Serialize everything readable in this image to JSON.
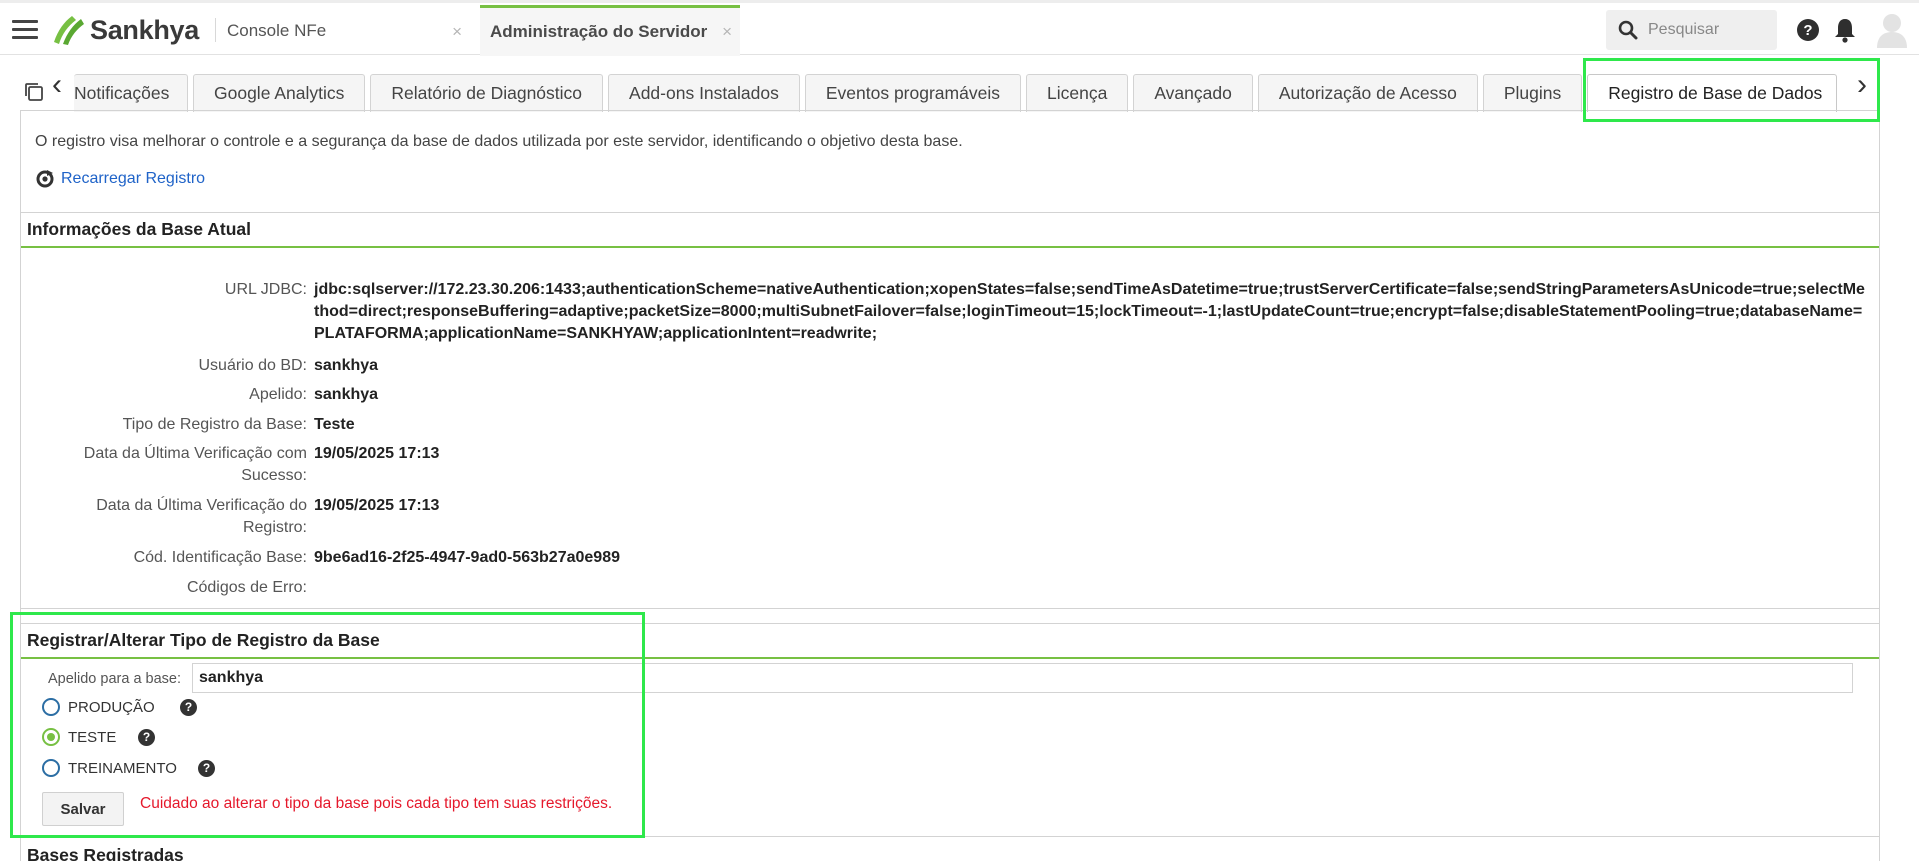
{
  "app": {
    "brand": "Sankhya",
    "colors": {
      "accent": "#77c043",
      "link": "#1f63c8",
      "warning": "#e5182b",
      "highlight": "#2ee84b"
    }
  },
  "header": {
    "menu_icon": "hamburger-menu-icon",
    "app_tabs": [
      {
        "label": "Console NFe",
        "close": "×"
      },
      {
        "label": "Administração do Servidor",
        "close": "×"
      }
    ],
    "search": {
      "placeholder": "Pesquisar",
      "icon": "search-icon"
    },
    "icons": [
      "help-icon",
      "bell-icon",
      "user-avatar-icon"
    ]
  },
  "tabs": {
    "items": [
      "Notificações",
      "Google Analytics",
      "Relatório de Diagnóstico",
      "Add-ons Instalados",
      "Eventos programáveis",
      "Licença",
      "Avançado",
      "Autorização de Acesso",
      "Plugins",
      "Registro de Base de Dados"
    ],
    "active": "Registro de Base de Dados",
    "prev_arrow": "‹",
    "next_arrow": "›"
  },
  "content": {
    "intro": "O registro visa melhorar o controle e a segurança da base de dados utilizada por este servidor, identificando o objetivo desta base.",
    "reload_label": "Recarregar Registro",
    "current_section": {
      "title": "Informações da Base Atual",
      "fields": [
        {
          "label": "URL JDBC:",
          "value": "jdbc:sqlserver://172.23.30.206:1433;authenticationScheme=nativeAuthentication;xopenStates=false;sendTimeAsDatetime=true;trustServerCertificate=false;sendStringParametersAsUnicode=true;selectMethod=direct;responseBuffering=adaptive;packetSize=8000;multiSubnetFailover=false;loginTimeout=15;lockTimeout=-1;lastUpdateCount=true;encrypt=false;disableStatementPooling=true;databaseName=PLATAFORMA;applicationName=SANKHYAW;applicationIntent=readwrite;"
        },
        {
          "label": "Usuário do BD:",
          "value": "sankhya"
        },
        {
          "label": "Apelido:",
          "value": "sankhya"
        },
        {
          "label": "Tipo de Registro da Base:",
          "value": "Teste"
        },
        {
          "label": "Data da Última Verificação com Sucesso:",
          "value": "19/05/2025 17:13"
        },
        {
          "label": "Data da Última Verificação do Registro:",
          "value": "19/05/2025 17:13"
        },
        {
          "label": "Cód. Identificação Base:",
          "value": "9be6ad16-2f25-4947-9ad0-563b27a0e989"
        },
        {
          "label": "Códigos de Erro:",
          "value": ""
        }
      ]
    },
    "register_section": {
      "title": "Registrar/Alterar Tipo de Registro da Base",
      "alias_label": "Apelido para a base:",
      "alias_value": "sankhya",
      "options": [
        {
          "label": "PRODUÇÃO",
          "checked": false
        },
        {
          "label": "TESTE",
          "checked": true
        },
        {
          "label": "TREINAMENTO",
          "checked": false
        }
      ],
      "help_glyph": "?",
      "save_label": "Salvar",
      "warning": "Cuidado ao alterar o tipo da base pois cada tipo tem suas restrições."
    },
    "registered_section": {
      "title": "Bases Registradas"
    }
  }
}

────────────────

What you should do:
Copy each line above containing the string "Última".

Correct response:
          "label": "Data da Última Verificação com Sucesso:",
          "label": "Data da Última Verificação do Registro:",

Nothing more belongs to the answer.